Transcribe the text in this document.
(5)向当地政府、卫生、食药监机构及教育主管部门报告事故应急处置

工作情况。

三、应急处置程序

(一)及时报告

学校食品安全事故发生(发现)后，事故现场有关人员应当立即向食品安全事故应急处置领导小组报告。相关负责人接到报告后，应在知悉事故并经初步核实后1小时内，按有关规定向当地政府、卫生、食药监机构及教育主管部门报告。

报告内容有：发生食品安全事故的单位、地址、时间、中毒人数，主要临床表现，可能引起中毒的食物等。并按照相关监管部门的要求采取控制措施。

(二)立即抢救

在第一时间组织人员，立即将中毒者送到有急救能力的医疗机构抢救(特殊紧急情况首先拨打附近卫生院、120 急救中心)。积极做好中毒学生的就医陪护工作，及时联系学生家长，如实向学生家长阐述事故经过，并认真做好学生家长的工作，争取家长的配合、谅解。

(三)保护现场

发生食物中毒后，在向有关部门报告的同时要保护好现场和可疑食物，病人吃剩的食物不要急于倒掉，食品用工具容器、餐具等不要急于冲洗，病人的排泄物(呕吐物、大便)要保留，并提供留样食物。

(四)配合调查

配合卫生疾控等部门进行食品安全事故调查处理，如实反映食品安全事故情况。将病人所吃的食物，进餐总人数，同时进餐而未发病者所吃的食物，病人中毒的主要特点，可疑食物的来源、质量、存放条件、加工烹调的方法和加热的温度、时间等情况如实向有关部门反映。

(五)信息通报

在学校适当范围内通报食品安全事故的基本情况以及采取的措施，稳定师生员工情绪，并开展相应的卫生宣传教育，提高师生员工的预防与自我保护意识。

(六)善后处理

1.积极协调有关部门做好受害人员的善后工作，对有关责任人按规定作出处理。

* * *

§ **Description of the task**
Each entry above is to be quoted exactly.

§ **Answer to this problem**
Transcribe the text in this document.
(5)向当地政府、卫生、食药监机构及教育主管部门报告事故应急处置

工作情况。

三、应急处置程序

(一)及时报告

学校食品安全事故发生(发现)后，事故现场有关人员应当立即向食品安全事故应急处置领导小组报告。相关负责人接到报告后，应在知悉事故并经初步核实后1小时内，按有关规定向当地政府、卫生、食药监机构及教育主管部门报告。

报告内容有：发生食品安全事故的单位、地址、时间、中毒人数，主要临床表现，可能引起中毒的食物等。并按照相关监管部门的要求采取控制措施。

(二)立即抢救

在第一时间组织人员，立即将中毒者送到有急救能力的医疗机构抢救(特殊紧急情况首先拨打附近卫生院、120 急救中心)。积极做好中毒学生的就医陪护工作，及时联系学生家长，如实向学生家长阐述事故经过，并认真做好学生家长的工作，争取家长的配合、谅解。

(三)保护现场

发生食物中毒后，在向有关部门报告的同时要保护好现场和可疑食物，病人吃剩的食物不要急于倒掉，食品用工具容器、餐具等不要急于冲洗，病人的排泄物(呕吐物、大便)要保留，并提供留样食物。

(四)配合调查

配合卫生疾控等部门进行食品安全事故调查处理，如实反映食品安全事故情况。将病人所吃的食物，进餐总人数，同时进餐而未发病者所吃的食物，病人中毒的主要特点，可疑食物的来源、质量、存放条件、加工烹调的方法和加热的温度、时间等情况如实向有关部门反映。

(五)信息通报

在学校适当范围内通报食品安全事故的基本情况以及采取的措施，稳定师生员工情绪，并开展相应的卫生宣传教育，提高师生员工的预防与自我保护意识。

(六)善后处理

1.积极协调有关部门做好受害人员的善后工作，对有关责任人按规定作出处理。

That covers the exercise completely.